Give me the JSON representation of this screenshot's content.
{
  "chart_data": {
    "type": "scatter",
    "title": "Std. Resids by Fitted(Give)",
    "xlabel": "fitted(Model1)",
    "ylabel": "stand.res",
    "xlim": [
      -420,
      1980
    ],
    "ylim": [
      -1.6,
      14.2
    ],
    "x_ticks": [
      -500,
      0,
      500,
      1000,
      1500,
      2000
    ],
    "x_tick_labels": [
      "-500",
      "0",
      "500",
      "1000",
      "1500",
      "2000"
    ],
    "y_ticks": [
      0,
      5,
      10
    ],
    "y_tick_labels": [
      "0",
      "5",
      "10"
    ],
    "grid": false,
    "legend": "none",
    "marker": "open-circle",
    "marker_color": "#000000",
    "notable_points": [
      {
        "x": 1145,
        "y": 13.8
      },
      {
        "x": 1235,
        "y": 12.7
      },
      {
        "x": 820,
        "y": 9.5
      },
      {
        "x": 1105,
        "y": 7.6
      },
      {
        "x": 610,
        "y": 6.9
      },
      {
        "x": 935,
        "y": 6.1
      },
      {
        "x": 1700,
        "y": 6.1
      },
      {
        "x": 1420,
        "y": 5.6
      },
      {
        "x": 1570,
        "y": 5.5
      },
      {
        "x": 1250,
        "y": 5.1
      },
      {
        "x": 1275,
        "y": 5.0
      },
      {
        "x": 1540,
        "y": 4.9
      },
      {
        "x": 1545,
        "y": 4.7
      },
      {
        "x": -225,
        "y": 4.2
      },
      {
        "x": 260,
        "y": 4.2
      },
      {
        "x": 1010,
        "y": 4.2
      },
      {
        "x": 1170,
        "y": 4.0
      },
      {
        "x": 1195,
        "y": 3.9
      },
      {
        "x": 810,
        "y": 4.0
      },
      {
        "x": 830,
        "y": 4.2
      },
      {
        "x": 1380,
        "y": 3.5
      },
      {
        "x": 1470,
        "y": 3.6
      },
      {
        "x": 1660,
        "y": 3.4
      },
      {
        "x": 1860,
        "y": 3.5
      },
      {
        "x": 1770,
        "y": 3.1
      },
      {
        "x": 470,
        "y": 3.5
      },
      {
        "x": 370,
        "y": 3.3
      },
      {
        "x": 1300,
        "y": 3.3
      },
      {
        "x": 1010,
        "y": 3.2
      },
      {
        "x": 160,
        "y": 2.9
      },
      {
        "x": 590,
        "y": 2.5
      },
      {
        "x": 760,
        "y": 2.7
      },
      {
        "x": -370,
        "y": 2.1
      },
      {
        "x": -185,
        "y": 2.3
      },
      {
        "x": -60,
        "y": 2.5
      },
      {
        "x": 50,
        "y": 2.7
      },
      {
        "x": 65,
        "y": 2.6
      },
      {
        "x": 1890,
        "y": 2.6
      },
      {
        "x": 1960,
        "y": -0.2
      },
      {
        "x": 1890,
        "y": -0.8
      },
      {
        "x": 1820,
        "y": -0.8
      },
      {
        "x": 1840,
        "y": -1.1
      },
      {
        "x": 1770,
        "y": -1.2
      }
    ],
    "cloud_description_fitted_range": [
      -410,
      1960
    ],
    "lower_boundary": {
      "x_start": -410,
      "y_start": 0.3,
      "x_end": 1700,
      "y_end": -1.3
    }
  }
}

(Given instruction) Print all of the entries again, exactly as written.

(Expected output)
Give me the JSON representation of this screenshot's content.
{
  "chart_data": {
    "type": "scatter",
    "title": "Std. Resids by Fitted(Give)",
    "xlabel": "fitted(Model1)",
    "ylabel": "stand.res",
    "xlim": [
      -420,
      1980
    ],
    "ylim": [
      -1.6,
      14.2
    ],
    "x_ticks": [
      -500,
      0,
      500,
      1000,
      1500,
      2000
    ],
    "x_tick_labels": [
      "-500",
      "0",
      "500",
      "1000",
      "1500",
      "2000"
    ],
    "y_ticks": [
      0,
      5,
      10
    ],
    "y_tick_labels": [
      "0",
      "5",
      "10"
    ],
    "grid": false,
    "legend": "none",
    "marker": "open-circle",
    "marker_color": "#000000",
    "notable_points": [
      {
        "x": 1145,
        "y": 13.8
      },
      {
        "x": 1235,
        "y": 12.7
      },
      {
        "x": 820,
        "y": 9.5
      },
      {
        "x": 1105,
        "y": 7.6
      },
      {
        "x": 610,
        "y": 6.9
      },
      {
        "x": 935,
        "y": 6.1
      },
      {
        "x": 1700,
        "y": 6.1
      },
      {
        "x": 1420,
        "y": 5.6
      },
      {
        "x": 1570,
        "y": 5.5
      },
      {
        "x": 1250,
        "y": 5.1
      },
      {
        "x": 1275,
        "y": 5.0
      },
      {
        "x": 1540,
        "y": 4.9
      },
      {
        "x": 1545,
        "y": 4.7
      },
      {
        "x": -225,
        "y": 4.2
      },
      {
        "x": 260,
        "y": 4.2
      },
      {
        "x": 1010,
        "y": 4.2
      },
      {
        "x": 1170,
        "y": 4.0
      },
      {
        "x": 1195,
        "y": 3.9
      },
      {
        "x": 810,
        "y": 4.0
      },
      {
        "x": 830,
        "y": 4.2
      },
      {
        "x": 1380,
        "y": 3.5
      },
      {
        "x": 1470,
        "y": 3.6
      },
      {
        "x": 1660,
        "y": 3.4
      },
      {
        "x": 1860,
        "y": 3.5
      },
      {
        "x": 1770,
        "y": 3.1
      },
      {
        "x": 470,
        "y": 3.5
      },
      {
        "x": 370,
        "y": 3.3
      },
      {
        "x": 1300,
        "y": 3.3
      },
      {
        "x": 1010,
        "y": 3.2
      },
      {
        "x": 160,
        "y": 2.9
      },
      {
        "x": 590,
        "y": 2.5
      },
      {
        "x": 760,
        "y": 2.7
      },
      {
        "x": -370,
        "y": 2.1
      },
      {
        "x": -185,
        "y": 2.3
      },
      {
        "x": -60,
        "y": 2.5
      },
      {
        "x": 50,
        "y": 2.7
      },
      {
        "x": 65,
        "y": 2.6
      },
      {
        "x": 1890,
        "y": 2.6
      },
      {
        "x": 1960,
        "y": -0.2
      },
      {
        "x": 1890,
        "y": -0.8
      },
      {
        "x": 1820,
        "y": -0.8
      },
      {
        "x": 1840,
        "y": -1.1
      },
      {
        "x": 1770,
        "y": -1.2
      }
    ],
    "cloud_description_fitted_range": [
      -410,
      1960
    ],
    "lower_boundary": {
      "x_start": -410,
      "y_start": 0.3,
      "x_end": 1700,
      "y_end": -1.3
    }
  }
}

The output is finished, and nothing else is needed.